• _Required task_
Could you pull out the records below word for word, from the first line through the line containing "add-tax-label: Tax [2293,398,2335,427]", inclusive?

################

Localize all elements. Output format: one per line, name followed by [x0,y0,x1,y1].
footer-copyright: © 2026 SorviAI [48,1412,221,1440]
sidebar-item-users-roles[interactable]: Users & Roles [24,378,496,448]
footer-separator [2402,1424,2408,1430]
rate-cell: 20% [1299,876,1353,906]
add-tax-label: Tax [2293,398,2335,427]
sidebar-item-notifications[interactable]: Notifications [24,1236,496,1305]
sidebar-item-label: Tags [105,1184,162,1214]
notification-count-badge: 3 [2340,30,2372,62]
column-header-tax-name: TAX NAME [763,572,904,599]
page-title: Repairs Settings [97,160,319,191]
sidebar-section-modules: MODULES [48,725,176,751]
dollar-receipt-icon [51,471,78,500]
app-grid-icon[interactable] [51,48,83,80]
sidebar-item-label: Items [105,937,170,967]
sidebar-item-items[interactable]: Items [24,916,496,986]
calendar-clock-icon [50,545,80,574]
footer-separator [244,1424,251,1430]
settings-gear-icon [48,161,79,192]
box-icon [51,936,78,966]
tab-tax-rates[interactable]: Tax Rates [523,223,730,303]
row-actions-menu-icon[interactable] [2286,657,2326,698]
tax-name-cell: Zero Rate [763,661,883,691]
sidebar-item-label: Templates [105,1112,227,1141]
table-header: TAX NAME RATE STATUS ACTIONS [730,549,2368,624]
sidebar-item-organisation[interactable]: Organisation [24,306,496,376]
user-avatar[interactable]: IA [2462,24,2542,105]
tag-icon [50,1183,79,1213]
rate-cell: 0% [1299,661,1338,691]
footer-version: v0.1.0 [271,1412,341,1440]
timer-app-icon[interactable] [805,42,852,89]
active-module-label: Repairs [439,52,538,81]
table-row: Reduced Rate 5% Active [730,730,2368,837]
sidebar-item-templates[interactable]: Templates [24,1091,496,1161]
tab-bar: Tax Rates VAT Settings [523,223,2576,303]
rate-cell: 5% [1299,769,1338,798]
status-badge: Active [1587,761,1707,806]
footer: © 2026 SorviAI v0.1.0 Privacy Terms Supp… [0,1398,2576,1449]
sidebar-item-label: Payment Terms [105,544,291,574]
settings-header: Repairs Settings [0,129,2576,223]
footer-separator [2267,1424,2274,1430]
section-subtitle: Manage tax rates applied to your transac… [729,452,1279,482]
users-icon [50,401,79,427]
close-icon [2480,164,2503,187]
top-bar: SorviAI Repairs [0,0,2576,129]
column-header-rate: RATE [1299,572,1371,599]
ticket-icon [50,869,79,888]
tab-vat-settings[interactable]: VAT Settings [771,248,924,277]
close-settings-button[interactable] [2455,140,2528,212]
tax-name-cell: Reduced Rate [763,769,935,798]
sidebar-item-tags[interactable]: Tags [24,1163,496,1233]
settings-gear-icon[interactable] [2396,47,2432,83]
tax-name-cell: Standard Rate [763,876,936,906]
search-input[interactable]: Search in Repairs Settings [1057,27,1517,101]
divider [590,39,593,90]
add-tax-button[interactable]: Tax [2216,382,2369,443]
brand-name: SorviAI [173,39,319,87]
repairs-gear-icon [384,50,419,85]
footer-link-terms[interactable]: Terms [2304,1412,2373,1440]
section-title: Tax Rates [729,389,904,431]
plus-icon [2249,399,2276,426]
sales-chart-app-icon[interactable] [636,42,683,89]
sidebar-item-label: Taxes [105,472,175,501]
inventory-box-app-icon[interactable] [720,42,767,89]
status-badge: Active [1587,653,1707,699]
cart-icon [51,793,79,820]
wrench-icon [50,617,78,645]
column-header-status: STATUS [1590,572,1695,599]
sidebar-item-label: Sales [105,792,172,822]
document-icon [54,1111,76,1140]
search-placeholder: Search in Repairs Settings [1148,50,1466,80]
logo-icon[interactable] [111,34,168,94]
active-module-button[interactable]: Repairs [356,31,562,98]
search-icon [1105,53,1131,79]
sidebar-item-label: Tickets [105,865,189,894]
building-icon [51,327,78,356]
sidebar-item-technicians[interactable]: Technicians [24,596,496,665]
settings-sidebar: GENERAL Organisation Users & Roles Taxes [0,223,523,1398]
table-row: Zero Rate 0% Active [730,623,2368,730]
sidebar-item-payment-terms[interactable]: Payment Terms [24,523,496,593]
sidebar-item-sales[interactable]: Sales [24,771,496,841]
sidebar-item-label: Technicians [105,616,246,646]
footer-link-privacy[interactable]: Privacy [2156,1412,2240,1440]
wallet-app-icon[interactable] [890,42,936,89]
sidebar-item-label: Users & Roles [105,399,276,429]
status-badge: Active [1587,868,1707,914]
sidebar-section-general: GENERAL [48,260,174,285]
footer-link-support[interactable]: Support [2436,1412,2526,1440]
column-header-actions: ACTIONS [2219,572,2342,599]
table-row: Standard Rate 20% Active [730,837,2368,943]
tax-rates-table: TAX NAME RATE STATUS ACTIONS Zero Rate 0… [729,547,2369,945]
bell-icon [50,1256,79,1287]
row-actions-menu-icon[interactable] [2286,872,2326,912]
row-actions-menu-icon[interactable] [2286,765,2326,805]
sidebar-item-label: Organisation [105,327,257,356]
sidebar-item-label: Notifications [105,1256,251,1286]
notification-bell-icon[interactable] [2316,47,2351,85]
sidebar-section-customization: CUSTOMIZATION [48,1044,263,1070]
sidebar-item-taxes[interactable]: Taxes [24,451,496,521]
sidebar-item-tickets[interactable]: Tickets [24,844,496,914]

################

• _Correct answer_
Localize all elements. Output format: one per line, name followed by [x0,y0,x1,y1].
footer-copyright: © 2026 SorviAI [48,1412,221,1440]
sidebar-item-users-roles[interactable]: Users & Roles [24,378,496,448]
footer-separator [2402,1424,2408,1430]
rate-cell: 20% [1299,876,1353,906]
add-tax-label: Tax [2293,398,2335,427]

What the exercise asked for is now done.